## [Bounding box annotations]
************
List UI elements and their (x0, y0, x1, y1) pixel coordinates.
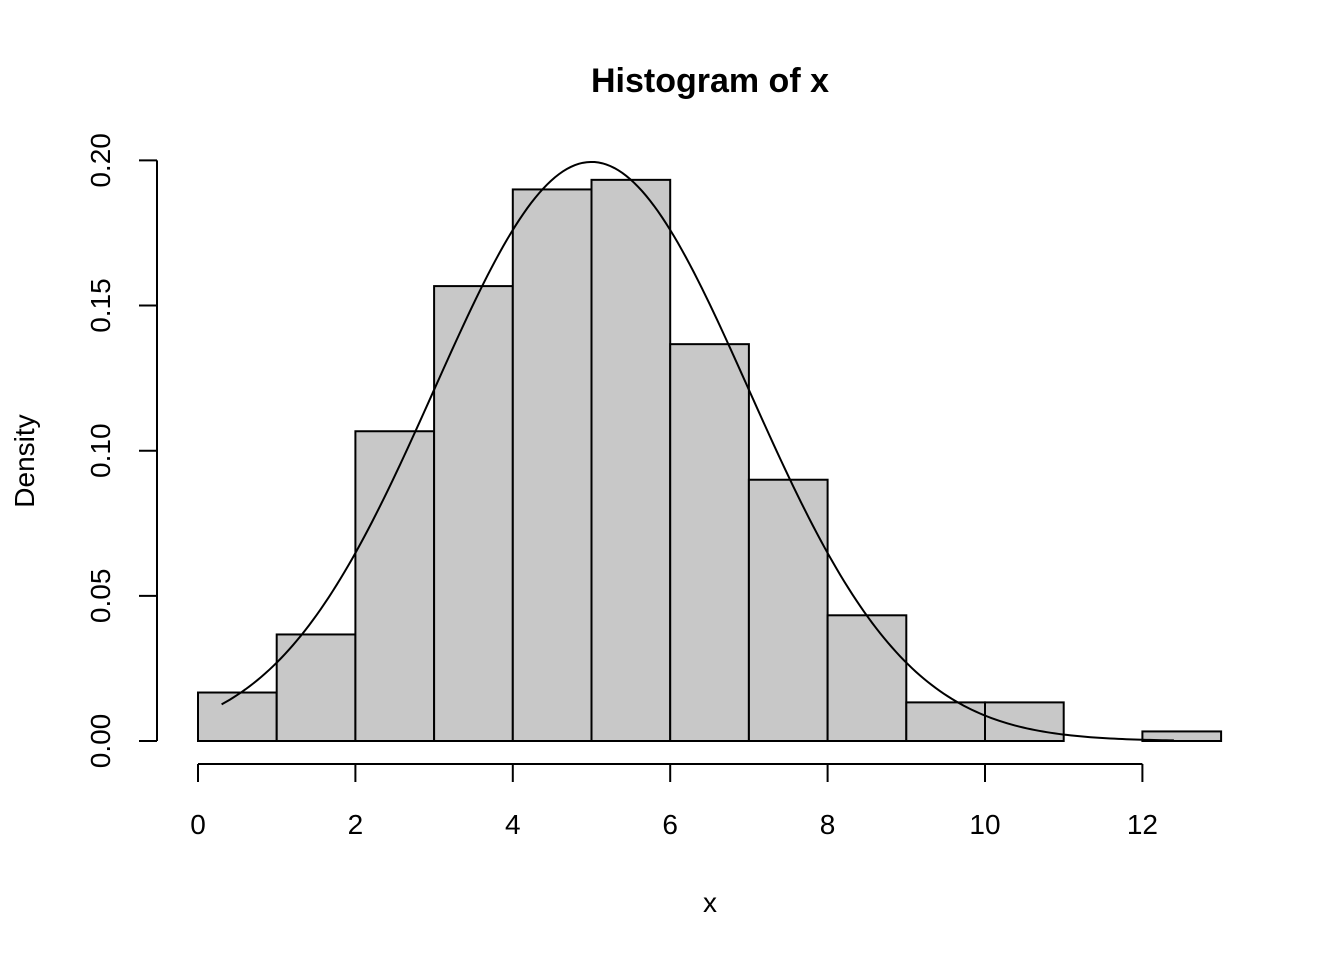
y-tick-label: 0.10 (85, 423, 116, 478)
histogram-bar-9 (905, 701, 986, 742)
density-curve-layer (221, 160, 1174, 742)
histogram-bar-5 (590, 178, 672, 742)
x-tick-label: 6 (662, 809, 678, 840)
histogram-bar-6 (669, 343, 750, 742)
histogram-bar-0 (197, 691, 278, 742)
y-axis: 0.00 0.05 0.10 0.15 0.20 (85, 133, 158, 769)
histogram-bar-1 (275, 633, 357, 742)
x-tick-label: 0 (190, 809, 206, 840)
density-curve (221, 160, 1174, 742)
histogram-bar-4 (511, 188, 593, 742)
histogram-bar-10 (984, 701, 1065, 742)
x-tick-label: 10 (969, 809, 1000, 840)
x-axis-label: x (703, 887, 717, 918)
x-axis: 0 2 4 6 8 10 12 (190, 763, 1158, 840)
y-tick-label: 0.15 (85, 278, 116, 333)
histogram-bars (197, 178, 1223, 743)
y-axis-label: Density (9, 414, 40, 507)
y-tick-label: 0.20 (85, 133, 116, 188)
y-tick-label: 0.05 (85, 569, 116, 624)
histogram-bar-3 (433, 285, 514, 742)
x-tick-label: 4 (505, 809, 521, 840)
chart-title: Histogram of x (591, 62, 829, 100)
histogram-bar-8 (826, 614, 908, 743)
x-tick-label: 2 (348, 809, 364, 840)
y-tick-label: 0.00 (85, 714, 116, 769)
histogram-bar-12 (1141, 730, 1223, 743)
histogram-bar-2 (354, 430, 436, 742)
x-tick-label: 8 (820, 809, 836, 840)
x-tick-label: 12 (1127, 809, 1158, 840)
histogram-bar-7 (747, 478, 829, 742)
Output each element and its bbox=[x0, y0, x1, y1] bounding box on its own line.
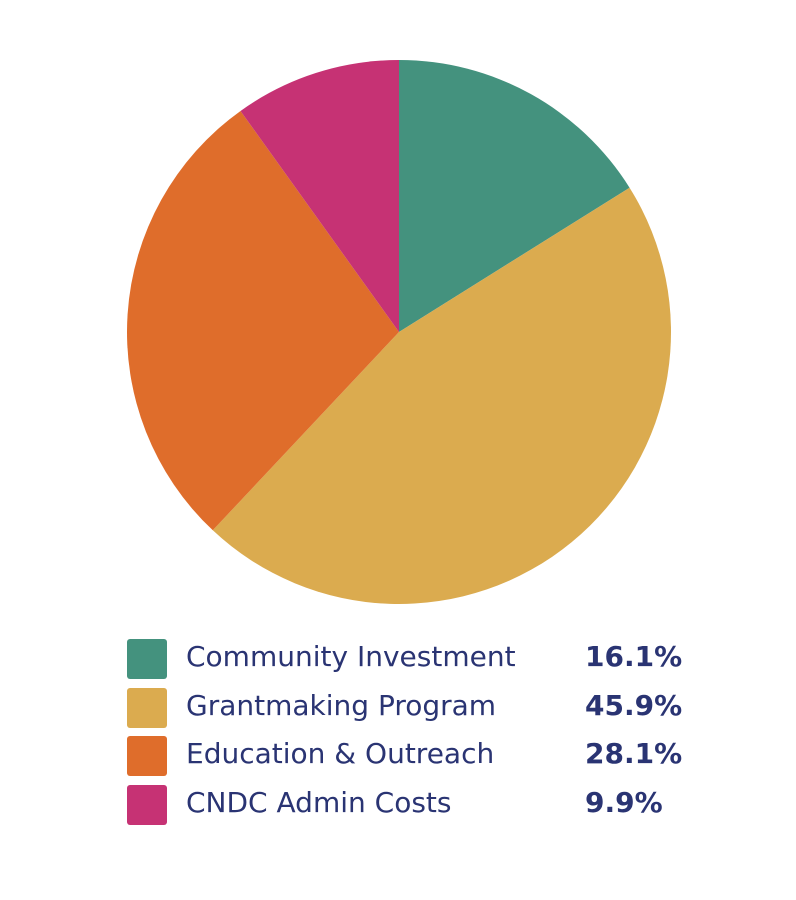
pie-slice-cndc-admin-costs bbox=[240, 59, 399, 332]
legend: Community Investment 16.1% Grantmaking P… bbox=[127, 636, 727, 830]
pie-slice-community-investment bbox=[399, 60, 630, 332]
legend-swatch bbox=[127, 687, 167, 728]
pie-slice-grantmaking-program bbox=[212, 187, 672, 605]
legend-value: 9.9% bbox=[585, 785, 663, 819]
legend-swatch bbox=[127, 784, 167, 825]
legend-value: 28.1% bbox=[585, 737, 683, 770]
pie-chart bbox=[127, 59, 672, 605]
legend-item-community-investment: Community Investment 16.1% bbox=[127, 636, 727, 685]
legend-item-education-outreach: Education & Outreach 28.1% bbox=[127, 733, 727, 782]
legend-label: Grantmaking Program bbox=[186, 688, 497, 722]
legend-value: 45.9% bbox=[585, 688, 683, 722]
legend-label: Education & Outreach bbox=[186, 737, 495, 770]
legend-swatch bbox=[127, 639, 167, 679]
legend-label: CNDC Admin Costs bbox=[186, 785, 452, 819]
legend-label: Community Investment bbox=[186, 640, 516, 673]
legend-item-grantmaking-program: Grantmaking Program 45.9% bbox=[127, 685, 727, 734]
legend-item-cndc-admin-costs: CNDC Admin Costs 9.9% bbox=[127, 782, 727, 831]
pie-slice-education-outreach bbox=[127, 110, 400, 531]
legend-swatch bbox=[127, 736, 167, 776]
legend-value: 16.1% bbox=[585, 640, 683, 673]
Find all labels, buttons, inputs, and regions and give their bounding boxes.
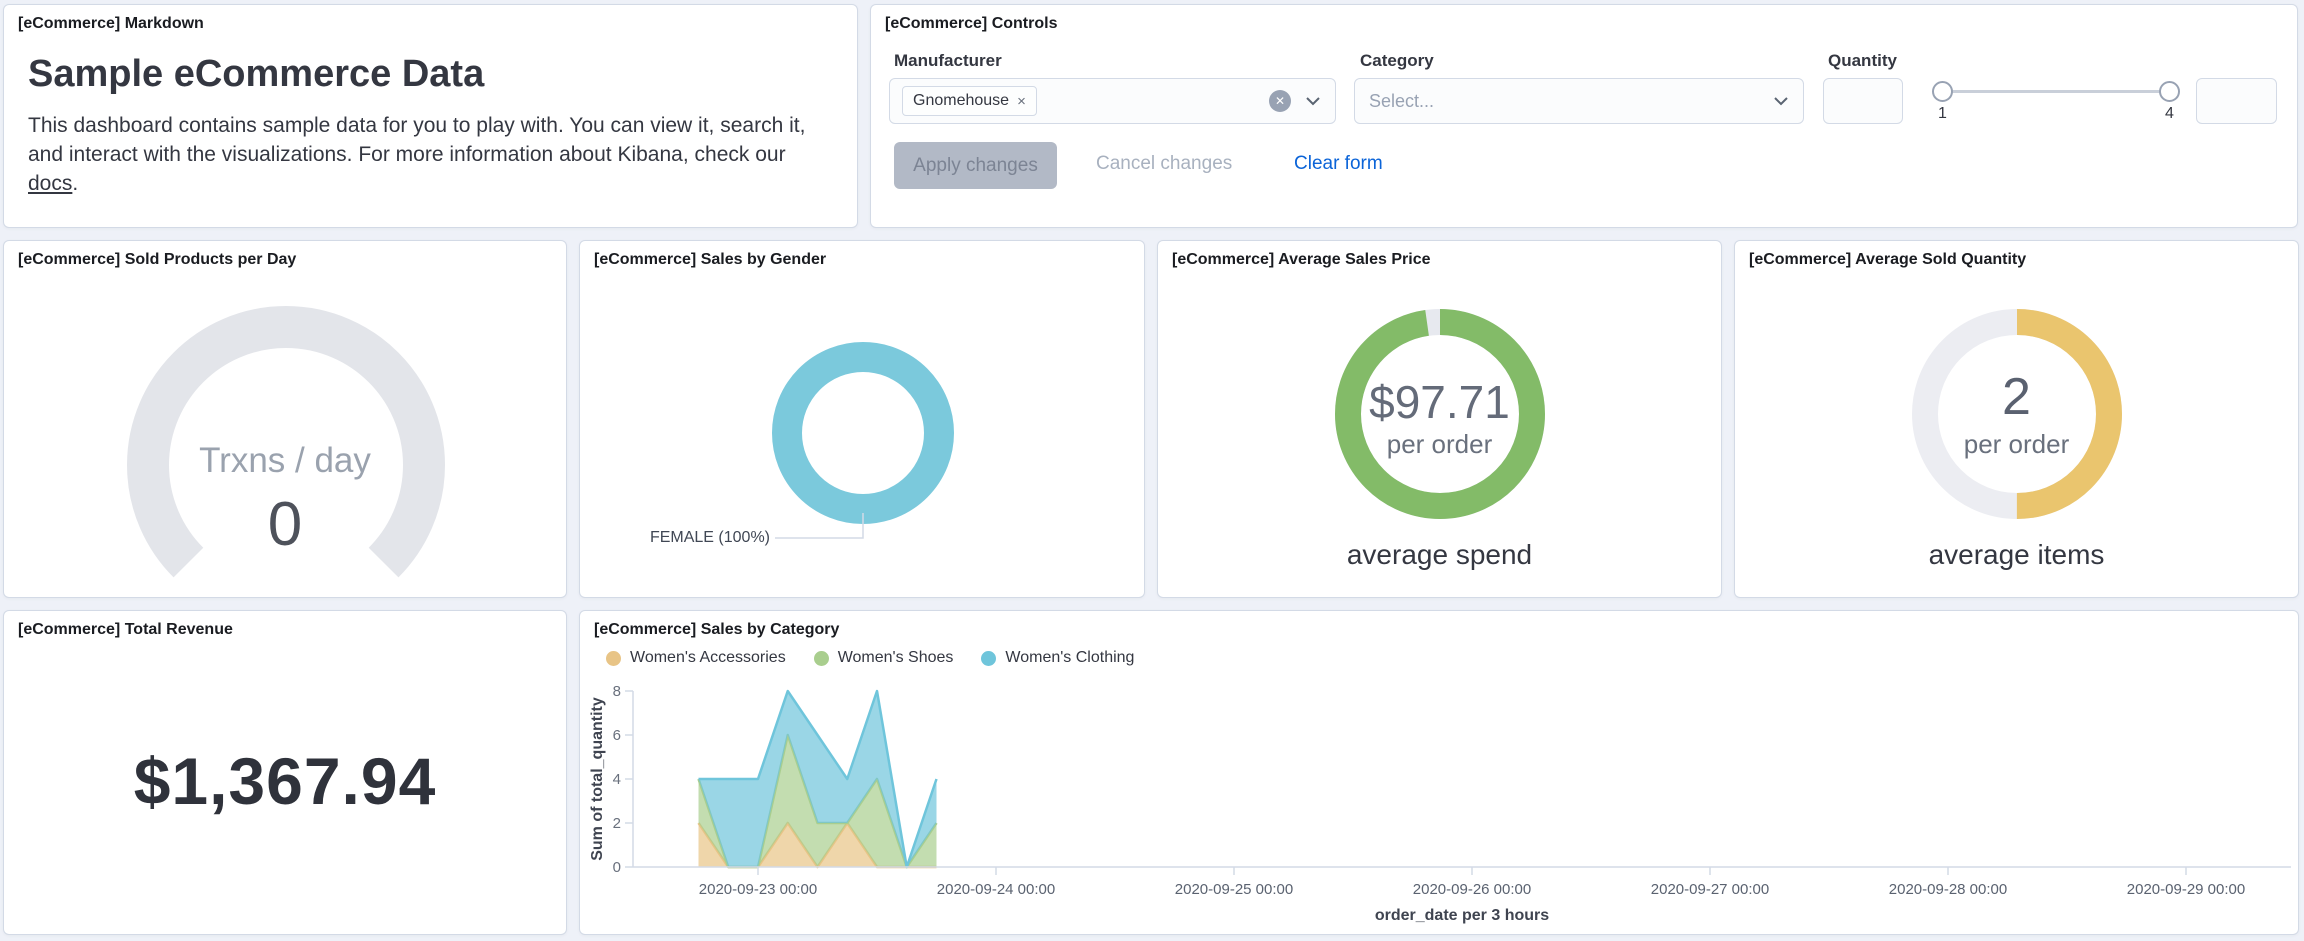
************
## [Requirement]
Can you copy every line of the entries above word for word, leaving out the pictures?

## [Task response]
List UI elements and their (x0, y0, x1, y1) pixel coordinates.
y-tick-label: 0.10 (85, 423, 116, 478)
histogram-bar-9 (905, 701, 986, 742)
density-curve-layer (221, 160, 1174, 742)
histogram-bar-5 (590, 178, 672, 742)
x-tick-label: 6 (662, 809, 678, 840)
histogram-bar-6 (669, 343, 750, 742)
histogram-bar-0 (197, 691, 278, 742)
y-axis: 0.00 0.05 0.10 0.15 0.20 (85, 133, 158, 769)
histogram-bar-1 (275, 633, 357, 742)
x-tick-label: 0 (190, 809, 206, 840)
density-curve (221, 160, 1174, 742)
histogram-bar-4 (511, 188, 593, 742)
histogram-bar-10 (984, 701, 1065, 742)
x-tick-label: 10 (969, 809, 1000, 840)
x-axis-label: x (703, 887, 717, 918)
x-axis: 0 2 4 6 8 10 12 (190, 763, 1158, 840)
y-tick-label: 0.15 (85, 278, 116, 333)
histogram-bars (197, 178, 1223, 743)
y-axis-label: Density (9, 414, 40, 507)
y-tick-label: 0.20 (85, 133, 116, 188)
y-tick-label: 0.05 (85, 569, 116, 624)
histogram-bar-3 (433, 285, 514, 742)
x-tick-label: 4 (505, 809, 521, 840)
chart-title: Histogram of x (591, 62, 829, 100)
histogram-bar-8 (826, 614, 908, 743)
x-tick-label: 2 (348, 809, 364, 840)
y-tick-label: 0.00 (85, 714, 116, 769)
histogram-bar-12 (1141, 730, 1223, 743)
histogram-bar-2 (354, 430, 436, 742)
x-tick-label: 8 (820, 809, 836, 840)
x-tick-label: 12 (1127, 809, 1158, 840)
histogram-bar-7 (747, 478, 829, 742)
Output each element and its bbox=[x0, y0, x1, y1] bounding box on its own line.
pie-slice-cndc-admin-costs bbox=[240, 59, 399, 332]
legend: Community Investment 16.1% Grantmaking P… bbox=[127, 636, 727, 830]
pie-slice-community-investment bbox=[399, 60, 630, 332]
legend-swatch bbox=[127, 687, 167, 728]
pie-slice-grantmaking-program bbox=[212, 187, 672, 605]
legend-value: 9.9% bbox=[585, 785, 663, 819]
legend-swatch bbox=[127, 784, 167, 825]
legend-value: 28.1% bbox=[585, 737, 683, 770]
pie-chart bbox=[127, 59, 672, 605]
legend-item-community-investment: Community Investment 16.1% bbox=[127, 636, 727, 685]
legend-item-education-outreach: Education & Outreach 28.1% bbox=[127, 733, 727, 782]
legend-label: Grantmaking Program bbox=[186, 688, 497, 722]
legend-value: 45.9% bbox=[585, 688, 683, 722]
legend-label: Education & Outreach bbox=[186, 737, 495, 770]
legend-swatch bbox=[127, 639, 167, 679]
legend-label: CNDC Admin Costs bbox=[186, 785, 452, 819]
legend-label: Community Investment bbox=[186, 640, 516, 673]
legend-item-grantmaking-program: Grantmaking Program 45.9% bbox=[127, 685, 727, 734]
legend-item-cndc-admin-costs: CNDC Admin Costs 9.9% bbox=[127, 782, 727, 831]
pie-slice-education-outreach bbox=[127, 110, 400, 531]
legend-swatch bbox=[127, 736, 167, 776]
legend-value: 16.1% bbox=[585, 640, 683, 673]
Find all labels, buttons, inputs, and regions and give their bounding boxes.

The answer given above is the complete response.